┌──

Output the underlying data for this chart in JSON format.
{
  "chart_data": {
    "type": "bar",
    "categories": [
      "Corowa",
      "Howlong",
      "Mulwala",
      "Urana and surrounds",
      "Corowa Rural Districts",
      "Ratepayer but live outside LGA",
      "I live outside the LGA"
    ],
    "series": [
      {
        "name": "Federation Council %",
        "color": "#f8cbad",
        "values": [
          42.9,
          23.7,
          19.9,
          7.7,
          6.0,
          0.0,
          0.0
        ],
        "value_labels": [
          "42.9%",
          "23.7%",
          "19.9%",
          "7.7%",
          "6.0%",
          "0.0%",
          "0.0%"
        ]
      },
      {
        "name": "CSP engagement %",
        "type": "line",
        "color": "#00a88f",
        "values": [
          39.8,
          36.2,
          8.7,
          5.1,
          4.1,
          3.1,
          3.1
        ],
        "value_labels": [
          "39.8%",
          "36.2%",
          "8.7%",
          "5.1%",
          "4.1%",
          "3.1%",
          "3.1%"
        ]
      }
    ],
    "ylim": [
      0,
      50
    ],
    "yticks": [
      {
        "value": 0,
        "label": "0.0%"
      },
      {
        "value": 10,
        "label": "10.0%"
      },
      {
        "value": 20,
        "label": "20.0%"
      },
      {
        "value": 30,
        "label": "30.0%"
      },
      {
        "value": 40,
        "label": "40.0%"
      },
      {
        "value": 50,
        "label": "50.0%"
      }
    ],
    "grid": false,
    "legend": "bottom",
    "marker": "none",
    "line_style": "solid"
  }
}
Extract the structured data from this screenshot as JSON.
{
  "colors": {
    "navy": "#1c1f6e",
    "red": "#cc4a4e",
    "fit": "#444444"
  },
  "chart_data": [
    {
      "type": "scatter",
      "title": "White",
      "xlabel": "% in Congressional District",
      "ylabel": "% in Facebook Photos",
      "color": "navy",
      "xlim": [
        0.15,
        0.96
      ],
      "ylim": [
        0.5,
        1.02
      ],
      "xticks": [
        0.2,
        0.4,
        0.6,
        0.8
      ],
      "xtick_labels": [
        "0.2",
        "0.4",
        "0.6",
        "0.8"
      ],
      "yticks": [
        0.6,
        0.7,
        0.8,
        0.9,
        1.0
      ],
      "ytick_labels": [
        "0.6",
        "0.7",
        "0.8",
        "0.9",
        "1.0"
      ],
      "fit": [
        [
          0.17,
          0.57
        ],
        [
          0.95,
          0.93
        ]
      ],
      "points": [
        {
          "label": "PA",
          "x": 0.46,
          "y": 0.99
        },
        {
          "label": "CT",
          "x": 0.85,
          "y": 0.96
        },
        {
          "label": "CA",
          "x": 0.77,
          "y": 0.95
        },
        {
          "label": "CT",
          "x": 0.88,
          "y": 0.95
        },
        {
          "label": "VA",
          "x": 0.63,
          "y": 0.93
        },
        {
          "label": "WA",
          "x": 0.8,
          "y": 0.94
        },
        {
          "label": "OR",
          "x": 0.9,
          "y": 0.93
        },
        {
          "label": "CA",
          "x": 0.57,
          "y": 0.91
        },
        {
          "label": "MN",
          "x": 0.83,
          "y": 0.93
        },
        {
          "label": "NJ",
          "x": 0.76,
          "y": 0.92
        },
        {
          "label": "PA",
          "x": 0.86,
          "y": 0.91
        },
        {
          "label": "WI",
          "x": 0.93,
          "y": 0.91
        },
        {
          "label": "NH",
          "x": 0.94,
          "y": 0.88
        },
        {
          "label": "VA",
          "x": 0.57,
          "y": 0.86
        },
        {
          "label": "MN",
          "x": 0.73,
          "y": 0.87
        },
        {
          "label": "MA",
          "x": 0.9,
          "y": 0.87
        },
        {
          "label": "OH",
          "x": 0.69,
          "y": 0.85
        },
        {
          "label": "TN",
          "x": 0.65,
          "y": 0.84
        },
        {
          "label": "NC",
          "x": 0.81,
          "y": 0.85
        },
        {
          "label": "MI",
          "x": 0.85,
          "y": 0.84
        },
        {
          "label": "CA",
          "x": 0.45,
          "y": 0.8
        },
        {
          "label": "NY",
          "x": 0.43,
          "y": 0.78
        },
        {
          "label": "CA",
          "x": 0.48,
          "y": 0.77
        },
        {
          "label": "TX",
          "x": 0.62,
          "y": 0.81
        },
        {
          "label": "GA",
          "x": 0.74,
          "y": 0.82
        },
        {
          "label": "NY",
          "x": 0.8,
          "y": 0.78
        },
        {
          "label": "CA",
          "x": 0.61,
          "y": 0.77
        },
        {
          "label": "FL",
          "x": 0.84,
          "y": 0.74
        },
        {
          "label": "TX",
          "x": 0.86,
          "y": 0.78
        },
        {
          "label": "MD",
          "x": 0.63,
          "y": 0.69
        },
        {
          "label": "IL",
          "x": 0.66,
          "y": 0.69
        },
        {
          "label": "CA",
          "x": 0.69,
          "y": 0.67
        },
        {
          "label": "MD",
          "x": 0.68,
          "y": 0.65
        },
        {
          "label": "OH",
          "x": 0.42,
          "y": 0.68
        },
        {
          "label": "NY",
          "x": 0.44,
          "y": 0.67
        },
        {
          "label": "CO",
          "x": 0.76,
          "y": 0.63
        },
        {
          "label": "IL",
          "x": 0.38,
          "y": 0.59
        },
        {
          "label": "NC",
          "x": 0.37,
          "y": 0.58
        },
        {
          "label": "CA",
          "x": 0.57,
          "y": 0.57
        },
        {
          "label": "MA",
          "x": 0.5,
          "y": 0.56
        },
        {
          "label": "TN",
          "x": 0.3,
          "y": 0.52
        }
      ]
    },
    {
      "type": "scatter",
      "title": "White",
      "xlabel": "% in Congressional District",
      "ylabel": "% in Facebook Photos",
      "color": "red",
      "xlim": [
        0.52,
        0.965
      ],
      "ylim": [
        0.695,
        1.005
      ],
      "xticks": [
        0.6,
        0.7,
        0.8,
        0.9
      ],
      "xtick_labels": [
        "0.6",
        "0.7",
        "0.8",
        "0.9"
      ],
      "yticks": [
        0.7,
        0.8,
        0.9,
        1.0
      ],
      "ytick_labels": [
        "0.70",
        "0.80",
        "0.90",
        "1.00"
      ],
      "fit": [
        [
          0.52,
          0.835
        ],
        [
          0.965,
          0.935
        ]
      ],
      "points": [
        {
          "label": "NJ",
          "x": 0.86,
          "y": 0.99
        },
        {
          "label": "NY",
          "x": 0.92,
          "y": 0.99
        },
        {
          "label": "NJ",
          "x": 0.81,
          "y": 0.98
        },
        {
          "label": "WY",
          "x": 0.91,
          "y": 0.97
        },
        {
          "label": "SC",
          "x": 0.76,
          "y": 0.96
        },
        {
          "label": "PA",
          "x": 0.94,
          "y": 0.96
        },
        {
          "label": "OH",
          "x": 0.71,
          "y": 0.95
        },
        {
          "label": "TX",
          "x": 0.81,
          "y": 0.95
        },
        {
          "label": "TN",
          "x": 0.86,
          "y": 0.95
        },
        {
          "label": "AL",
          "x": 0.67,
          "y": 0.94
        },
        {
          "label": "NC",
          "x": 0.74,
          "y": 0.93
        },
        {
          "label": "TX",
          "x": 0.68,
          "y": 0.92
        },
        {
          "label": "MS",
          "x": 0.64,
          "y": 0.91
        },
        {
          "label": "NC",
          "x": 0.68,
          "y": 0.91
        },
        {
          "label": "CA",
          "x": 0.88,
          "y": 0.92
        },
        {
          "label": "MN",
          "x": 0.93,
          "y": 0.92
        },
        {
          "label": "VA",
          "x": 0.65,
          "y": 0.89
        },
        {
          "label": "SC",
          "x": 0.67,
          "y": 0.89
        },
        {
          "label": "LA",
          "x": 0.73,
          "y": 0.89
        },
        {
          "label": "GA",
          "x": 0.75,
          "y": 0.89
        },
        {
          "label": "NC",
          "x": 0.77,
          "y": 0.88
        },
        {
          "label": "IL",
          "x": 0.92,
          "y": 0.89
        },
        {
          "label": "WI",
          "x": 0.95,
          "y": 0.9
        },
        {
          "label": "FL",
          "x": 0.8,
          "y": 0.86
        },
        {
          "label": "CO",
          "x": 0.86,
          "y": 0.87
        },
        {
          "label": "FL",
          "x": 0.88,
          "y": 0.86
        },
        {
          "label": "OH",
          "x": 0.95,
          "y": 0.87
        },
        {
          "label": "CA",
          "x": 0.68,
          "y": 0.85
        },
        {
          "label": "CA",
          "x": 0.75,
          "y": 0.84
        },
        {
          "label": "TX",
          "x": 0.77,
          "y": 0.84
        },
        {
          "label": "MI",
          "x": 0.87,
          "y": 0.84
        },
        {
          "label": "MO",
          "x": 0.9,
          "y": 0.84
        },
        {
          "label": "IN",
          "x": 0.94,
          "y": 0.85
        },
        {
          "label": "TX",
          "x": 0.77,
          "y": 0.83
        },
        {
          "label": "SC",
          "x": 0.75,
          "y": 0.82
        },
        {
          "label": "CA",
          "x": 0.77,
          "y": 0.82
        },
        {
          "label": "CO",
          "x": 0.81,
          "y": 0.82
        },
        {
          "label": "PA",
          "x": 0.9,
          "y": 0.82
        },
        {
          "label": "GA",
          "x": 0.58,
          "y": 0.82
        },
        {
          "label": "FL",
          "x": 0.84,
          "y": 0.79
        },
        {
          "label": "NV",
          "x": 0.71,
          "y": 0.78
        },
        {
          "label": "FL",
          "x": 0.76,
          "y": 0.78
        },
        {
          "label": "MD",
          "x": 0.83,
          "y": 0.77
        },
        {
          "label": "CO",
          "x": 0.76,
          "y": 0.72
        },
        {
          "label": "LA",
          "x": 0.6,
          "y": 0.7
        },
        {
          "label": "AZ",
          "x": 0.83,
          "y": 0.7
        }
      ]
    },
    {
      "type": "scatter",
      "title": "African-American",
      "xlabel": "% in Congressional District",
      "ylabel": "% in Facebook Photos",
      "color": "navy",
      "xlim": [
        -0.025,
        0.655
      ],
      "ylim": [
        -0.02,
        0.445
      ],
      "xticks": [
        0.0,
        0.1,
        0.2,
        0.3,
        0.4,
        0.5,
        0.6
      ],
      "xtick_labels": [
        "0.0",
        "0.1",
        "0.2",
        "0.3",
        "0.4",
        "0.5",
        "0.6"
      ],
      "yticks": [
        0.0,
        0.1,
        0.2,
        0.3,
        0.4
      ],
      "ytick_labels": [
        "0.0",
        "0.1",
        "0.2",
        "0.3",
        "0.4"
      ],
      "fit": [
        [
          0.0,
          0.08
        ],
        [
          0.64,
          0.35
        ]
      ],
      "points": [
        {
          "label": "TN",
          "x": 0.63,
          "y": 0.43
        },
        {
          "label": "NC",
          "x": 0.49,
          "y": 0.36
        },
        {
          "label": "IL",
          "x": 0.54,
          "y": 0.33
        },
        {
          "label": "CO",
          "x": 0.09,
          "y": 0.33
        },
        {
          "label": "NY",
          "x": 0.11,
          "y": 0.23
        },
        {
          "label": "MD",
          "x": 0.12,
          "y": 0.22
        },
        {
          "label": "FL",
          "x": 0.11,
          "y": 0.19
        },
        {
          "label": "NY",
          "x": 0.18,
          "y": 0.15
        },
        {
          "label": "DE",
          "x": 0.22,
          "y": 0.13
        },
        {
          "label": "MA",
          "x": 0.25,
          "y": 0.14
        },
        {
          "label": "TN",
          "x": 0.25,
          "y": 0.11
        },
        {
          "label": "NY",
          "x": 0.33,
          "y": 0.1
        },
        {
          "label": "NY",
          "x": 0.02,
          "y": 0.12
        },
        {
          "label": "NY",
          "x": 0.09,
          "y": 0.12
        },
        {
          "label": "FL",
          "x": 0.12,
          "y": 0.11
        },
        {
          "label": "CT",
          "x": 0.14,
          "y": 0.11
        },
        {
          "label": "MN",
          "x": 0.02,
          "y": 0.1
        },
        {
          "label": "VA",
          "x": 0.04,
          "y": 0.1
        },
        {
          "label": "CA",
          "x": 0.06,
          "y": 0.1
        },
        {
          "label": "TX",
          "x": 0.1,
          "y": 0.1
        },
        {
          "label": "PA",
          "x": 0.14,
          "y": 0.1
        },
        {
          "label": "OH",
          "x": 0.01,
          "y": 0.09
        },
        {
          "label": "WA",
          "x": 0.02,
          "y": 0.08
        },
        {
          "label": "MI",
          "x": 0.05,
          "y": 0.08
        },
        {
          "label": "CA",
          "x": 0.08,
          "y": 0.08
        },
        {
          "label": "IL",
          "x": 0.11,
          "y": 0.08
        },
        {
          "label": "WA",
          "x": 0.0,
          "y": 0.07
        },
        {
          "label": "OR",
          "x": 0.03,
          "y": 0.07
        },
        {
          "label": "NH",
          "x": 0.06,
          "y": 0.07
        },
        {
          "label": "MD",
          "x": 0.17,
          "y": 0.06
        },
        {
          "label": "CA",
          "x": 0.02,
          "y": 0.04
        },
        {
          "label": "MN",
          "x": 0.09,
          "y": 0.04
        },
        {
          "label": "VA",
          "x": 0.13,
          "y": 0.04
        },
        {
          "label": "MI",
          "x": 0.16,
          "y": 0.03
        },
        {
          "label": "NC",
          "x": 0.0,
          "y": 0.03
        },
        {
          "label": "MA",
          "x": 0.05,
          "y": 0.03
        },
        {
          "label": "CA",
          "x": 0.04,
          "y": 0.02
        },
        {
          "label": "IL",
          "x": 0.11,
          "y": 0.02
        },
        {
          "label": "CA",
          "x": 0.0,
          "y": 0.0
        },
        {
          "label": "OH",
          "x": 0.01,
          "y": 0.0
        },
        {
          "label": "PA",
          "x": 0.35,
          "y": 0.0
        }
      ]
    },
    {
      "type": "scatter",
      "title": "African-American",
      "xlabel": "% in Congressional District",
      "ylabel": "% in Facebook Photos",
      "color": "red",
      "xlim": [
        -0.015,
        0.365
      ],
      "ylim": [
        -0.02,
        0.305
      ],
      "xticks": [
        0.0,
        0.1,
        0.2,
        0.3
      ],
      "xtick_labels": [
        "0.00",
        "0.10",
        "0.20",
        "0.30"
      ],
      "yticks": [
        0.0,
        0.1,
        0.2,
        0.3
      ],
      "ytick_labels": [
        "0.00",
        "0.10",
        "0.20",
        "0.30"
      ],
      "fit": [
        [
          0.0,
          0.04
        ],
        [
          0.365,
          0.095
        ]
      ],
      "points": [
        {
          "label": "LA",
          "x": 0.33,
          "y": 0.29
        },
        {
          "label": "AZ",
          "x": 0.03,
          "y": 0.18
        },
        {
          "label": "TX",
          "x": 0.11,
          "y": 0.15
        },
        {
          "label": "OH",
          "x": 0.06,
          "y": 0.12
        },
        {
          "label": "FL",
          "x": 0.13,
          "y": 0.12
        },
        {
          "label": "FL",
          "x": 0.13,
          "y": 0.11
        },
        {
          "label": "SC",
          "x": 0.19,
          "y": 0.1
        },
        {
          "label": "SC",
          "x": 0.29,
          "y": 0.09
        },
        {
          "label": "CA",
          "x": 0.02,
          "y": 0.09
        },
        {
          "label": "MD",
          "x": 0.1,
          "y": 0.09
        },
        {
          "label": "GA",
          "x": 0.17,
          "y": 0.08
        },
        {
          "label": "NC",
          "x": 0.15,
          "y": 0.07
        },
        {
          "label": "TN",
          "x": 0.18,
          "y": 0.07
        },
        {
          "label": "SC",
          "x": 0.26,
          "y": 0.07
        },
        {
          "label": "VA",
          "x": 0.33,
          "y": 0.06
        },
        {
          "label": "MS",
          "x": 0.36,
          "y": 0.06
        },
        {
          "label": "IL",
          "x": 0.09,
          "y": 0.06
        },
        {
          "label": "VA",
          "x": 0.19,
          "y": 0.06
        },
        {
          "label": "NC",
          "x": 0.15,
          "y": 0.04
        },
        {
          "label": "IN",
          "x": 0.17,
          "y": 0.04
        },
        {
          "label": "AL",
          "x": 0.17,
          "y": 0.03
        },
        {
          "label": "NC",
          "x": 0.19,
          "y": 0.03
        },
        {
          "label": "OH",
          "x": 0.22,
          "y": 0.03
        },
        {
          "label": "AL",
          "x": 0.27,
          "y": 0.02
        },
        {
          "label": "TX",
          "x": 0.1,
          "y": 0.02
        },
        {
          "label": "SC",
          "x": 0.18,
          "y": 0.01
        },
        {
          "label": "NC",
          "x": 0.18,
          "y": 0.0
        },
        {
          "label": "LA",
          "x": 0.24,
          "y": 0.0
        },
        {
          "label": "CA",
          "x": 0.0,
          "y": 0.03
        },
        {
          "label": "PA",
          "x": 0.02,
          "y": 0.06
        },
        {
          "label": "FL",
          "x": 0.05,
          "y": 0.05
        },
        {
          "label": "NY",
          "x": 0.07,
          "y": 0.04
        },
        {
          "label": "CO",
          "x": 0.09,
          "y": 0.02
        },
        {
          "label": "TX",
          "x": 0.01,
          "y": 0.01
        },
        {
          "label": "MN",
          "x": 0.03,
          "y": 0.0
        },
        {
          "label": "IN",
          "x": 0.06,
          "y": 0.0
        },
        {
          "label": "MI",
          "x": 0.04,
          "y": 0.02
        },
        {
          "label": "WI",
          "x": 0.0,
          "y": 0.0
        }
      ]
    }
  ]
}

└──

Directions for this task:
In the entries above, find every line with the word "name" and list it.

Exercise result:
        "name": "Federation Council %",
        "name": "CSP engagement %",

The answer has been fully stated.